THis guy is a Rooski.  The Rooskis and Indians are INCREDIBLE when it comes to this kind of stuff.  Very ingenious.  In the '30s, 40's and 50's people in the west had to do this too but now we just buy the stuff usually.


----------



## mrbugbums (Feb 22, 2021)

i almost posted that same build.... amazing. so inspiring.   my parents first language is Ukrainian. i was raised by my great grandBaba who moved in with us when i was 4. why i became a RN.
so far the slaviks i've met are very hard workers.   i noticed a lot of Russian videos of machining.  Ever see that video of the russians who made a huge bolt threaded both ways clockwise and counterclockwise.   same ginormous bolt and the nut would go on either way you spun it.... it took him a few tries.  talk about a lathe video....


----------



## HennieL (Feb 22, 2021)

## Record extracts

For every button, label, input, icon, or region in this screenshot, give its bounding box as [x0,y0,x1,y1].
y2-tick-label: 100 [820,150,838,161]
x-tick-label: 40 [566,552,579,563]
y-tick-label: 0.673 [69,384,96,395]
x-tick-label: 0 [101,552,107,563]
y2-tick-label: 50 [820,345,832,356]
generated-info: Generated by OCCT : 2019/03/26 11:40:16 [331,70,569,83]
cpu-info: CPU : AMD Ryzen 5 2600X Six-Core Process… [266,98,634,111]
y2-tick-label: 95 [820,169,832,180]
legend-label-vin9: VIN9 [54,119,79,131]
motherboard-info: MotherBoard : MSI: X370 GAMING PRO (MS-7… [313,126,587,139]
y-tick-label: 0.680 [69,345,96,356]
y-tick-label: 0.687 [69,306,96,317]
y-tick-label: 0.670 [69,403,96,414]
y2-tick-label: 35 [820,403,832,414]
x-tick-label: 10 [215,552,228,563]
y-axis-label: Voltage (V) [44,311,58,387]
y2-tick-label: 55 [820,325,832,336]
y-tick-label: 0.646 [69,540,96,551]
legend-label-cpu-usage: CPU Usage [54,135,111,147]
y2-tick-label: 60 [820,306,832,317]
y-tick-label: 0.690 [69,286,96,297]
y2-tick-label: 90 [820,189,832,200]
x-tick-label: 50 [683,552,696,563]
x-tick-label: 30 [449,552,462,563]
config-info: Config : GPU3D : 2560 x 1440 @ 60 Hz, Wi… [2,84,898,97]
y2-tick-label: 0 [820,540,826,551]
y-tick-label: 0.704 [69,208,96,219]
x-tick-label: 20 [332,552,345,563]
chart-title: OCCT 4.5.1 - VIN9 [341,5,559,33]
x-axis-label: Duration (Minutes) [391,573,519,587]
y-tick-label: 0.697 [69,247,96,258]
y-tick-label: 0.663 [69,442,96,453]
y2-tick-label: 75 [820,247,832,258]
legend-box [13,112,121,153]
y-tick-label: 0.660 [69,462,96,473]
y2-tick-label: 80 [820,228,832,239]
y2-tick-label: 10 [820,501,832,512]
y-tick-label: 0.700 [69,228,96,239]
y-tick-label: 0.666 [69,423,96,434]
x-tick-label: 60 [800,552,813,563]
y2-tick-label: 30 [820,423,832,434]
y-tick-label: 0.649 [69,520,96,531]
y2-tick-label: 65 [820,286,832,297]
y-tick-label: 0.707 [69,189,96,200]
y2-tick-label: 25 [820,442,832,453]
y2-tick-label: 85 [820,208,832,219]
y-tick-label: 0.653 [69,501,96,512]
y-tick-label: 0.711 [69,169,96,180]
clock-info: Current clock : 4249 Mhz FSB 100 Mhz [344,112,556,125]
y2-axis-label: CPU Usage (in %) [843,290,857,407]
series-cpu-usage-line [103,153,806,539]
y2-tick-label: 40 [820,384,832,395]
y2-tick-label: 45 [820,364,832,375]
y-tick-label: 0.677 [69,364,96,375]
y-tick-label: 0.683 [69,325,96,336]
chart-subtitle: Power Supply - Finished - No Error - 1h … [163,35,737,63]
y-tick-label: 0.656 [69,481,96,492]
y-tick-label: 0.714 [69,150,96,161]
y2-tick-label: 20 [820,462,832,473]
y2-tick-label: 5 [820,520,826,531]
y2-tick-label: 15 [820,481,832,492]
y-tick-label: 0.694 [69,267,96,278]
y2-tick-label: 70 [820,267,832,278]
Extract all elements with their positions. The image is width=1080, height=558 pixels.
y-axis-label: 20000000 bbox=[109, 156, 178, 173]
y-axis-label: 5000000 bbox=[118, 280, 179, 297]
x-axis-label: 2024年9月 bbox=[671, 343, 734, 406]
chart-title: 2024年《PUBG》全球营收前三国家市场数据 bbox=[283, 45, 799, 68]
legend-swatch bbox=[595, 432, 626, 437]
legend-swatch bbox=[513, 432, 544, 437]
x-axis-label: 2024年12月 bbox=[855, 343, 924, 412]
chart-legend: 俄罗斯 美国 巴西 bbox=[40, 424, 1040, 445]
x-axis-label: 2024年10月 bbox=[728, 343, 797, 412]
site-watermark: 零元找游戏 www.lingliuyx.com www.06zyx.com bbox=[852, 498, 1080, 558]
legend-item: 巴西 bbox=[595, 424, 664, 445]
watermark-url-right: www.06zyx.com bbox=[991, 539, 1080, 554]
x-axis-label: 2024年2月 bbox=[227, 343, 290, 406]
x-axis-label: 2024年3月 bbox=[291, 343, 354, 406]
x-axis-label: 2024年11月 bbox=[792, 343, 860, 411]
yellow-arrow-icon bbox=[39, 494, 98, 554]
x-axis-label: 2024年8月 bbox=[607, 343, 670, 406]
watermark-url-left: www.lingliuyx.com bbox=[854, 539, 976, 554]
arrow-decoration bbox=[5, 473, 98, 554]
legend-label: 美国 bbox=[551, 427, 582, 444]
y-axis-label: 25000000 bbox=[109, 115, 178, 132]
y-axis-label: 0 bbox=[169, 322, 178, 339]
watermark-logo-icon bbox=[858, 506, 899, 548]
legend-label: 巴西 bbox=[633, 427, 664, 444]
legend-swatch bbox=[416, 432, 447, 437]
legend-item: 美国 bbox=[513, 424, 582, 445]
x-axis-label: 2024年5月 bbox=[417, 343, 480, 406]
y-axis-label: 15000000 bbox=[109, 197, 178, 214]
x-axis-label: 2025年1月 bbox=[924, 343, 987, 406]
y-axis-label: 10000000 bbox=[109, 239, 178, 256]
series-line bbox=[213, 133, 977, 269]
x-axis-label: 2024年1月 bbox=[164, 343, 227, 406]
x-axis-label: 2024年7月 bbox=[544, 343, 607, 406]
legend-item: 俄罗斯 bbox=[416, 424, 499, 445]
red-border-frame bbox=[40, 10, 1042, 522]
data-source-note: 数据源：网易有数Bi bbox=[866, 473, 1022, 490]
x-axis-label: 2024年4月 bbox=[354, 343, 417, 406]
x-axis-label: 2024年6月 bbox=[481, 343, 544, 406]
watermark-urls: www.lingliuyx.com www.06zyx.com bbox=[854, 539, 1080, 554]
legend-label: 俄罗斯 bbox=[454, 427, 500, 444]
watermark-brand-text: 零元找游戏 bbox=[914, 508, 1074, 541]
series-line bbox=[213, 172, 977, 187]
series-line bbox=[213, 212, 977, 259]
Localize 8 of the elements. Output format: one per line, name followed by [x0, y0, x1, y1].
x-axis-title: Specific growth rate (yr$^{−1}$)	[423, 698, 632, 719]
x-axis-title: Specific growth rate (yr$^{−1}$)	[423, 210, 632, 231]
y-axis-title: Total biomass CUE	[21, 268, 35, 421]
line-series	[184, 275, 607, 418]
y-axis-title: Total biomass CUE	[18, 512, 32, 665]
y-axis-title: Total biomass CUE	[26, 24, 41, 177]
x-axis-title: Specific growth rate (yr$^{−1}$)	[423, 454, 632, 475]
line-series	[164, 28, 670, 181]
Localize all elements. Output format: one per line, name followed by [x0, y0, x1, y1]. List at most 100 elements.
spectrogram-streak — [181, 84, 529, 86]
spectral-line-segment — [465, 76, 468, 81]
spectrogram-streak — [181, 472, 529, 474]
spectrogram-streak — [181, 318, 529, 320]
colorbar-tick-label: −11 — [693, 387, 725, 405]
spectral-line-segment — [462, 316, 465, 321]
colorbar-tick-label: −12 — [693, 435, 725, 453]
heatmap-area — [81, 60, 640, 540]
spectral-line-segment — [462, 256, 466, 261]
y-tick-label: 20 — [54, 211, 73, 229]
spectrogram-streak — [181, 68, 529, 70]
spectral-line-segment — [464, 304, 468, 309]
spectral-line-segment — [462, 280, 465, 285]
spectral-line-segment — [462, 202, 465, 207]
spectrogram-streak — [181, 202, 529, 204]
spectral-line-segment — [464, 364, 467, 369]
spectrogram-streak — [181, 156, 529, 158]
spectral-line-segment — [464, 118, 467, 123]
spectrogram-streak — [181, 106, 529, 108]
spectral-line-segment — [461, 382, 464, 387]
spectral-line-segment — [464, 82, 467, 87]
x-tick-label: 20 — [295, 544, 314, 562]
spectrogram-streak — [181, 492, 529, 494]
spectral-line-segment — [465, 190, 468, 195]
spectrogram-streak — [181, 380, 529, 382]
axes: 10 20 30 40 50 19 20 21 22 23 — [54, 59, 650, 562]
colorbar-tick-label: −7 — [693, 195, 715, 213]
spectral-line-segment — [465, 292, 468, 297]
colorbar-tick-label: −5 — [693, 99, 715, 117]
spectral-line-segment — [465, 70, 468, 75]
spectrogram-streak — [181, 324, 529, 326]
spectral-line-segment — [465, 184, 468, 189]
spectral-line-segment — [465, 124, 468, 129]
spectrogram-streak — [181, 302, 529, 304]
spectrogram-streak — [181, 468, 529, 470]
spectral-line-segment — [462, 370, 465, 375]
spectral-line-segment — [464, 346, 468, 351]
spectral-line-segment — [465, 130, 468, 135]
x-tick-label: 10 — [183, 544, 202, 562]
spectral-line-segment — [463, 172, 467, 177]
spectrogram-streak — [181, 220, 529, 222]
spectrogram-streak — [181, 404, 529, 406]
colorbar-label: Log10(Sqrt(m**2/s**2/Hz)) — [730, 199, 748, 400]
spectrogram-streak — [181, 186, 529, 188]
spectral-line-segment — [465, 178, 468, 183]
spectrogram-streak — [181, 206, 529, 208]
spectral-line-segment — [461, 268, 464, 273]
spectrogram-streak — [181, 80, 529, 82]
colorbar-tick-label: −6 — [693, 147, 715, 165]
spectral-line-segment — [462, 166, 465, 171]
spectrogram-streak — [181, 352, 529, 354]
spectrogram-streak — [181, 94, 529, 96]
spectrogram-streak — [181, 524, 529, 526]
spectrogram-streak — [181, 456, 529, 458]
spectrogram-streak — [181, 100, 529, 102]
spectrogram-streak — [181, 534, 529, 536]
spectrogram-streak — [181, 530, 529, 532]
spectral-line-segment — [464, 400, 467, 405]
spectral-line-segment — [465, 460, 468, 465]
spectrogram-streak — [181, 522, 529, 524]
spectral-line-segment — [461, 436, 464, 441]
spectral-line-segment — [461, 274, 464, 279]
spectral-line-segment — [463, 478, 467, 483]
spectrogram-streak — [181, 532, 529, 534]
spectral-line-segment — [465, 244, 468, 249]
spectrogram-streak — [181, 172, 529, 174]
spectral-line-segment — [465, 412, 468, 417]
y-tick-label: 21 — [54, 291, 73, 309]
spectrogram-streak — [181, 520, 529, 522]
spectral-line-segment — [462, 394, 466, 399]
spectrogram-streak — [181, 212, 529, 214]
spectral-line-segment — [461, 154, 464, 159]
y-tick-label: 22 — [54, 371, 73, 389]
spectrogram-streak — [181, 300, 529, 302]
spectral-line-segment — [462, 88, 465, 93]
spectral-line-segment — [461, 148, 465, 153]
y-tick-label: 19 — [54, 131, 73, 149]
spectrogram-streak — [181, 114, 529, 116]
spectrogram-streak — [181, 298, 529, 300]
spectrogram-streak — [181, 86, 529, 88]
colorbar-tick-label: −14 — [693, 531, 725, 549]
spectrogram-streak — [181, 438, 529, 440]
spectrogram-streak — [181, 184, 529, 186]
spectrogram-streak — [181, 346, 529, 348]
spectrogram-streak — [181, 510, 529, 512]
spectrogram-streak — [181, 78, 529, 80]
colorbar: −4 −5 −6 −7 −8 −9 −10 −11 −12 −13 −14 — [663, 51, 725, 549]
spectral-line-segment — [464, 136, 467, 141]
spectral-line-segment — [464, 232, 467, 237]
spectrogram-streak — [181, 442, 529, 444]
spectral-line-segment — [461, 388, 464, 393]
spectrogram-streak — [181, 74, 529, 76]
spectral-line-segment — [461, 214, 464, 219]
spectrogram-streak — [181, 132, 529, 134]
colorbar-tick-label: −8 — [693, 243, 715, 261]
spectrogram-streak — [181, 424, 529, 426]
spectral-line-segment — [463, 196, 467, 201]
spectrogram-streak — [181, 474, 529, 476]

## Tasks and exercises
(1) Repeat word for word the part of the forum thread that opens with the words containing "so far the slaviks" and closes with "HennieL (Feb 22, 2021)".
(2) Answer from the forum thread:
(a) In which decades did people in the west have to do this kind of work themselves?
(b) What is the first language of mrbugbums's parents?
(c) What object in the Russian video was threaded both clockwise and counterclockwise?
Use only the forum thread for these, not the records.

## Answers given
(1)
so far the slaviks i've met are very hard workers.   i noticed a lot of Russian videos of machining.  Ever see that video of the russians who made a huge bolt threaded both ways clockwise and counterclockwise.   same ginormous bolt and the nut would go on either way you spun it.... it took him a few tries.  talk about a lathe video....


----------



## HennieL (Feb 22, 2021)

(2)
(a) The '30s, '40s and '50s
(b) Ukrainian
(c) A huge bolt